Report back every line below that carries the word "Únicas".

───── Given entries

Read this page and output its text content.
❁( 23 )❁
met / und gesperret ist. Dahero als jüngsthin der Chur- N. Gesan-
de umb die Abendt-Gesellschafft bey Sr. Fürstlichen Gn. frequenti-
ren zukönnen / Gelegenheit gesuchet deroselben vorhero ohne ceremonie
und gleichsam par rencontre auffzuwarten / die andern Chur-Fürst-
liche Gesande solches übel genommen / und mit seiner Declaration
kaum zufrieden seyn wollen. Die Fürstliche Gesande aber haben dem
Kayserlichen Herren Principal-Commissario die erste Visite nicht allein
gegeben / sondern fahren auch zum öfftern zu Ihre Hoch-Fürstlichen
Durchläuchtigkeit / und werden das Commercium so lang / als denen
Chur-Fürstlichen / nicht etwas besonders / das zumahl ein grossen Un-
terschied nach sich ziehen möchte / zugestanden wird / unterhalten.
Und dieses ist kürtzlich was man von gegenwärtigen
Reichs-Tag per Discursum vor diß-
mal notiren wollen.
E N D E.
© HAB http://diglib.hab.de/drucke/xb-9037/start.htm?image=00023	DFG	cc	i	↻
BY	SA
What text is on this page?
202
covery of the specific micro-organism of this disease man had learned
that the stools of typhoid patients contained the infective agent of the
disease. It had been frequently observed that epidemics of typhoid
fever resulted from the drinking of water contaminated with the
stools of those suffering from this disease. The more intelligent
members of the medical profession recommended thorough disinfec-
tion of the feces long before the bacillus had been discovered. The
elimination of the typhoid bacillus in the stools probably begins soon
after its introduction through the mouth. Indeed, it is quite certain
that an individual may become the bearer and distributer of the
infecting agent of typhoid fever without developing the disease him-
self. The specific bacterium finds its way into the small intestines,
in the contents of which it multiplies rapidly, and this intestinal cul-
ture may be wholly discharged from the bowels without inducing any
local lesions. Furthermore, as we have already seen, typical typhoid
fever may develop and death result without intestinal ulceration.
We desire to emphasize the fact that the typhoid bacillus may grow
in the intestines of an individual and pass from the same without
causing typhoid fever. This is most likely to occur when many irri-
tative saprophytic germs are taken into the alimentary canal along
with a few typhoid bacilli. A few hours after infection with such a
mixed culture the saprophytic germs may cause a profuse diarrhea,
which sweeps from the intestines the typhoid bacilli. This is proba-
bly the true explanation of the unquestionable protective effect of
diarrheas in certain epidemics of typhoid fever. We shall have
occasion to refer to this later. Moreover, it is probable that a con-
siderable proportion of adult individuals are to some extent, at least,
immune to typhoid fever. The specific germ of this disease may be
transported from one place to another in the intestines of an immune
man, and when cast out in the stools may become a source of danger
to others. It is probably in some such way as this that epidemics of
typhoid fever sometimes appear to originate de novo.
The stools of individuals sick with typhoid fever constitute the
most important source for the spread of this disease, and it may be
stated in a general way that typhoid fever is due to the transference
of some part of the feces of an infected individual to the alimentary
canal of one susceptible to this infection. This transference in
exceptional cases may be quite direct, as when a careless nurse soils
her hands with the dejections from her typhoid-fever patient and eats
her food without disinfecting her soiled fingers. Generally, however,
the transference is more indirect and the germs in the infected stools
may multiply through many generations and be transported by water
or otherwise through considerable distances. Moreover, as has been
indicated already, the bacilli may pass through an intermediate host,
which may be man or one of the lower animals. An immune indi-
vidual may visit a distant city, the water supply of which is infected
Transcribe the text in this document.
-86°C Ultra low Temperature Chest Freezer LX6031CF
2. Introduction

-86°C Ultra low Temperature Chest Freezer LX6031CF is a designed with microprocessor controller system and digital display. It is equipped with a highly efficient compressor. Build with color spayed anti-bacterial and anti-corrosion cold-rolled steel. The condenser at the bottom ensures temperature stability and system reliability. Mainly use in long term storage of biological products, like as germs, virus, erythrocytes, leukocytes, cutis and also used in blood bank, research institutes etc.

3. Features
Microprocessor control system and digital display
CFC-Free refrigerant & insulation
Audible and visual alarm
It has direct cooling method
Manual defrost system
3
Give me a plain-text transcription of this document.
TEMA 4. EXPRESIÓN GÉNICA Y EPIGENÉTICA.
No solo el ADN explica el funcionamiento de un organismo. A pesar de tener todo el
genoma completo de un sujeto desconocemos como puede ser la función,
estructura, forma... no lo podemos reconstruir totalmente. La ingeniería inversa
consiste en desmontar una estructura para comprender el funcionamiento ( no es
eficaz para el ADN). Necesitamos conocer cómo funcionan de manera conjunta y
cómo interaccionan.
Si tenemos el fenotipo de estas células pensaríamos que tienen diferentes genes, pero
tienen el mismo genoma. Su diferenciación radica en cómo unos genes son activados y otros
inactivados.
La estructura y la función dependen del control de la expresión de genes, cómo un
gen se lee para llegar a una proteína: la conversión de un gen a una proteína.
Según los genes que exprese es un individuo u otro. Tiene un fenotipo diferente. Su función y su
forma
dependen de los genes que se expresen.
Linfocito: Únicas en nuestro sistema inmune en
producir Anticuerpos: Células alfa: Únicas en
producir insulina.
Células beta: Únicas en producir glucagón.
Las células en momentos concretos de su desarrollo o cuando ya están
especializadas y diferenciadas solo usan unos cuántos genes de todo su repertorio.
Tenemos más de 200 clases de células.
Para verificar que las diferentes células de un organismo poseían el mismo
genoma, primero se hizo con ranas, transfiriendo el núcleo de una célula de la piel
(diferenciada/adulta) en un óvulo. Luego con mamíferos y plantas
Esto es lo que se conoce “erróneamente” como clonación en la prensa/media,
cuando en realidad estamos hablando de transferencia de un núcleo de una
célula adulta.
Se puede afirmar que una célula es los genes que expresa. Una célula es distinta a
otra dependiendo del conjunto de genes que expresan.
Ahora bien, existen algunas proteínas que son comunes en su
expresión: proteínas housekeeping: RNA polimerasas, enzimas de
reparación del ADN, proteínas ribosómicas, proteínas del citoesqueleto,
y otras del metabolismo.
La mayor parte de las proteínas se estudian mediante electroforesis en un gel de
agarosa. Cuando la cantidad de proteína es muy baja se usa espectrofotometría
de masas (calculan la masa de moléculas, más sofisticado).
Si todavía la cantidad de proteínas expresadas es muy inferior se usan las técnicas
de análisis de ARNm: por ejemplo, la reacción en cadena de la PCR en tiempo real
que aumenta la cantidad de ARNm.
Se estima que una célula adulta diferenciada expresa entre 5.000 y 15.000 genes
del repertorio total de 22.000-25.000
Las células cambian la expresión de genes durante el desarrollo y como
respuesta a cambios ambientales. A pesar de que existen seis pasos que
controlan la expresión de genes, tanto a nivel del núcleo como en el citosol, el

──────────

• Task answer:
Linfocito: Únicas en nuestro sistema inmune en
producir Anticuerpos: Células alfa: Únicas en
Células beta: Únicas en producir glucagón.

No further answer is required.